++++ Information given ++++

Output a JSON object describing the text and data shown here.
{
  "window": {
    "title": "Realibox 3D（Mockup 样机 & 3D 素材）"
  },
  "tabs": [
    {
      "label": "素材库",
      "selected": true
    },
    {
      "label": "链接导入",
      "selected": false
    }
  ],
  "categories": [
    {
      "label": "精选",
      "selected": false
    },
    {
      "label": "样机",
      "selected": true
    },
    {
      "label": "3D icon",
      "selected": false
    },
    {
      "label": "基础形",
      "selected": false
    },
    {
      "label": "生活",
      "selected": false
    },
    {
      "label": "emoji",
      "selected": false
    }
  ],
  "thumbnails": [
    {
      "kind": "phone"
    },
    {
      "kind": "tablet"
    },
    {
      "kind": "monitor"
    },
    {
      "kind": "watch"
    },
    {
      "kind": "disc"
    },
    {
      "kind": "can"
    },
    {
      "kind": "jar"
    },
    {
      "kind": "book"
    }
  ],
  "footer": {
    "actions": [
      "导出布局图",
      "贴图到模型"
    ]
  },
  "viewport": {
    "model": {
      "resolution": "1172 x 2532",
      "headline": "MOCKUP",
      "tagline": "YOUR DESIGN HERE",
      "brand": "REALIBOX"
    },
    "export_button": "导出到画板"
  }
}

++++

**Written problem:** Each line of the listing should be copied exactly.

**Response to the task:**
Output a JSON object describing the text and data shown here.
{
  "window": {
    "title": "Realibox 3D（Mockup 样机 & 3D 素材）"
  },
  "tabs": [
    {
      "label": "素材库",
      "selected": true
    },
    {
      "label": "链接导入",
      "selected": false
    }
  ],
  "categories": [
    {
      "label": "精选",
      "selected": false
    },
    {
      "label": "样机",
      "selected": true
    },
    {
      "label": "3D icon",
      "selected": false
    },
    {
      "label": "基础形",
      "selected": false
    },
    {
      "label": "生活",
      "selected": false
    },
    {
      "label": "emoji",
      "selected": false
    }
  ],
  "thumbnails": [
    {
      "kind": "phone"
    },
    {
      "kind": "tablet"
    },
    {
      "kind": "monitor"
    },
    {
      "kind": "watch"
    },
    {
      "kind": "disc"
    },
    {
      "kind": "can"
    },
    {
      "kind": "jar"
    },
    {
      "kind": "book"
    }
  ],
  "footer": {
    "actions": [
      "导出布局图",
      "贴图到模型"
    ]
  },
  "viewport": {
    "model": {
      "resolution": "1172 x 2532",
      "headline": "MOCKUP",
      "tagline": "YOUR DESIGN HERE",
      "brand": "REALIBOX"
    },
    "export_button": "导出到画板"
  }
}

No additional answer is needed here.